Reproduce all the entries exactly and keep the pictures out.
★ ★ ★ ★ ★ ★ ★
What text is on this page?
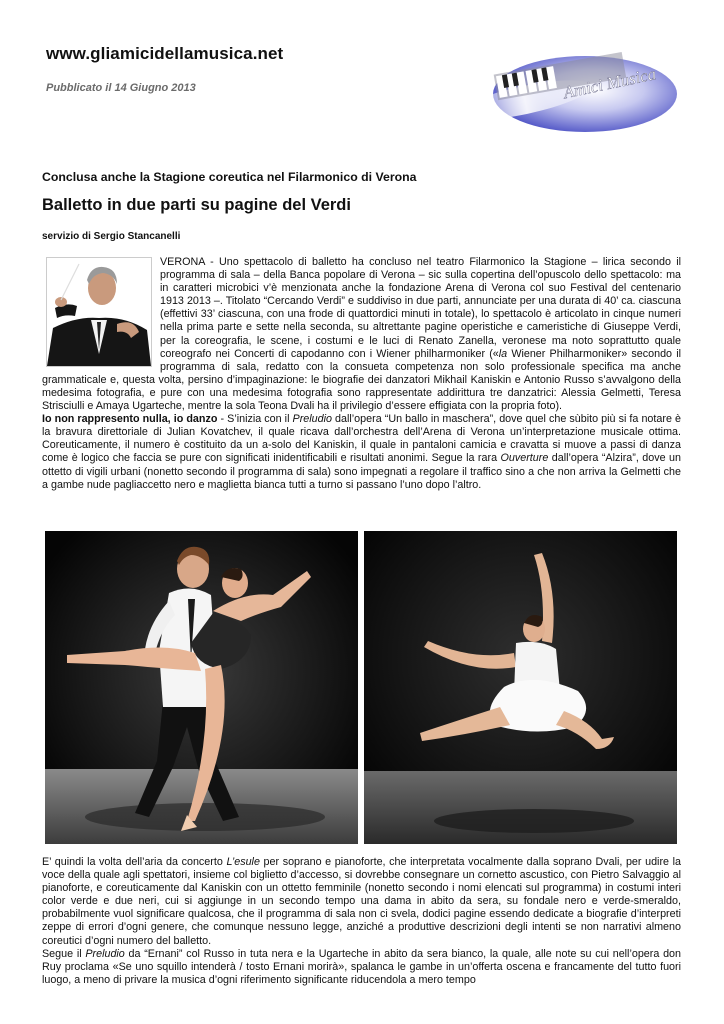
www.gliamicidellamusica.net
Pubblicato il 14 Giugno 2013	Amici Musica
Conclusa anche la Stagione coreutica nel Filarmonico di Verona
Balletto in due parti su pagine del Verdi
servizio di Sergio Stancanelli

VERONA - Uno spettacolo di balletto ha concluso nel teatro Filarmonico la Stagione – lirica secondo il programma di sala – della Banca popolare di Verona – sic sulla copertina dell’opuscolo dello spettacolo: ma in caratteri microbici v’è menzionata anche la fondazione Arena di Verona col suo Festival del centenario 1913 2013 –. Titolato “Cercando Verdi” e suddiviso in due parti, annunciate per una durata di 40’ ca. ciascuna (effettivi 33’ ciascuna, con una frode di quattordici minuti in totale), lo spettacolo è articolato in cinque numeri nella prima parte e sette nella seconda, su altrettante pagine operistiche e cameristiche di Giuseppe Verdi, per la coreografia, le scene, i costumi e le luci di Renato Zanella, veronese ma noto soprattutto quale coreografo nei Concerti di capodanno con i Wiener philharmoniker («la Wiener Philharmoniker» secondo il programma di sala, redatto con la consueta competenza non solo professionale specifica ma anche grammaticale e, questa volta, persino d’impaginazione: le biografie dei danzatori Mikhail Kaniskin e Antonio Russo s’avvalgono della medesima fotografia, e pure con una medesima fotografia sono rappresentate addirittura tre danzatrici: Alessia Gelmetti, Teresa Strisciulli e Amaya Ugarteche, mentre la sola Teona Dvali ha il privilegio d’essere effigiata con la propria foto).

Io non rappresento nulla, io danzo - S’inizia con il Preludio dall’opera “Un ballo in maschera”, dove quel che sùbito più si fa notare è la bravura direttoriale di Julian Kovatchev, il quale ricava dall’orchestra dell’Arena di Verona un’interpretazione musicale ottima. Coreuticamente, il numero è costituito da un a-solo del Kaniskin, il quale in pantaloni camicia e cravatta si muove a passi di danza come è logico che faccia se pure con significati inidentificabili e risultati anonimi. Segue la rara Ouverture dall’opera “Alzira”, dove un ottetto di vigili urbani (nonetto secondo il programma di sala) sono impegnati a regolare il traffico sino a che non arriva la Gelmetti che a gambe nude pagliaccetto nero e maglietta bianca tutti a turno si passano l’uno dopo l’altro.

E’ quindi la volta dell’aria da concerto L’esule per soprano e pianoforte, che interpretata vocalmente dalla soprano Dvali, per udire la voce della quale agli spettatori, insieme col biglietto d’accesso, si dovrebbe consegnare un cornetto ascustico, con Pietro Salvaggio al pianoforte, e coreuticamente dal Kaniskin con un ottetto femminile (nonetto secondo i nomi elencati sul programma) in costumi interi color verde e due neri, cui si aggiunge in un secondo tempo una dama in abito da sera, su fondale nero e verde-smeraldo, probabilmente vuol significare qualcosa, che il programma di sala non ci svela, dodici pagine essendo dedicate a biografie d’interpreti zeppe di errori d’ogni genere, che comunque nessuno legge, anziché a produttive descrizioni degli intenti se non narrativi almeno coreutici d’ogni numero del balletto.

Segue il Preludio da “Ernani” col Russo in tuta nera e la Ugarteche in abito da sera bianco, la quale, alle note su cui nell’opera don Ruy proclama «Se uno squillo intenderà / tosto Ernani morirà», spalanca le gambe in un’offerta oscena e francamente del tutto fuori luogo, a meno di privare la musica d’ogni riferimento significante riducendola a mero tempo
★ ★ ★ ★ ★ ★ ★
The answer
What text is on this page?
www.gliamicidellamusica.net
Pubblicato il 14 Giugno 2013	Amici Musica
Conclusa anche la Stagione coreutica nel Filarmonico di Verona
Balletto in due parti su pagine del Verdi
servizio di Sergio Stancanelli

VERONA - Uno spettacolo di balletto ha concluso nel teatro Filarmonico la Stagione – lirica secondo il programma di sala – della Banca popolare di Verona – sic sulla copertina dell’opuscolo dello spettacolo: ma in caratteri microbici v’è menzionata anche la fondazione Arena di Verona col suo Festival del centenario 1913 2013 –. Titolato “Cercando Verdi” e suddiviso in due parti, annunciate per una durata di 40’ ca. ciascuna (effettivi 33’ ciascuna, con una frode di quattordici minuti in totale), lo spettacolo è articolato in cinque numeri nella prima parte e sette nella seconda, su altrettante pagine operistiche e cameristiche di Giuseppe Verdi, per la coreografia, le scene, i costumi e le luci di Renato Zanella, veronese ma noto soprattutto quale coreografo nei Concerti di capodanno con i Wiener philharmoniker («la Wiener Philharmoniker» secondo il programma di sala, redatto con la consueta competenza non solo professionale specifica ma anche grammaticale e, questa volta, persino d’impaginazione: le biografie dei danzatori Mikhail Kaniskin e Antonio Russo s’avvalgono della medesima fotografia, e pure con una medesima fotografia sono rappresentate addirittura tre danzatrici: Alessia Gelmetti, Teresa Strisciulli e Amaya Ugarteche, mentre la sola Teona Dvali ha il privilegio d’essere effigiata con la propria foto).

Io non rappresento nulla, io danzo - S’inizia con il Preludio dall’opera “Un ballo in maschera”, dove quel che sùbito più si fa notare è la bravura direttoriale di Julian Kovatchev, il quale ricava dall’orchestra dell’Arena di Verona un’interpretazione musicale ottima. Coreuticamente, il numero è costituito da un a-solo del Kaniskin, il quale in pantaloni camicia e cravatta si muove a passi di danza come è logico che faccia se pure con significati inidentificabili e risultati anonimi. Segue la rara Ouverture dall’opera “Alzira”, dove un ottetto di vigili urbani (nonetto secondo il programma di sala) sono impegnati a regolare il traffico sino a che non arriva la Gelmetti che a gambe nude pagliaccetto nero e maglietta bianca tutti a turno si passano l’uno dopo l’altro.

E’ quindi la volta dell’aria da concerto L’esule per soprano e pianoforte, che interpretata vocalmente dalla soprano Dvali, per udire la voce della quale agli spettatori, insieme col biglietto d’accesso, si dovrebbe consegnare un cornetto ascustico, con Pietro Salvaggio al pianoforte, e coreuticamente dal Kaniskin con un ottetto femminile (nonetto secondo i nomi elencati sul programma) in costumi interi color verde e due neri, cui si aggiunge in un secondo tempo una dama in abito da sera, su fondale nero e verde-smeraldo, probabilmente vuol significare qualcosa, che il programma di sala non ci svela, dodici pagine essendo dedicate a biografie d’interpreti zeppe di errori d’ogni genere, che comunque nessuno legge, anziché a produttive descrizioni degli intenti se non narrativi almeno coreutici d’ogni numero del balletto.

Segue il Preludio da “Ernani” col Russo in tuta nera e la Ugarteche in abito da sera bianco, la quale, alle note su cui nell’opera don Ruy proclama «Se uno squillo intenderà / tosto Ernani morirà», spalanca le gambe in un’offerta oscena e francamente del tutto fuori luogo, a meno di privare la musica d’ogni riferimento significante riducendola a mero tempo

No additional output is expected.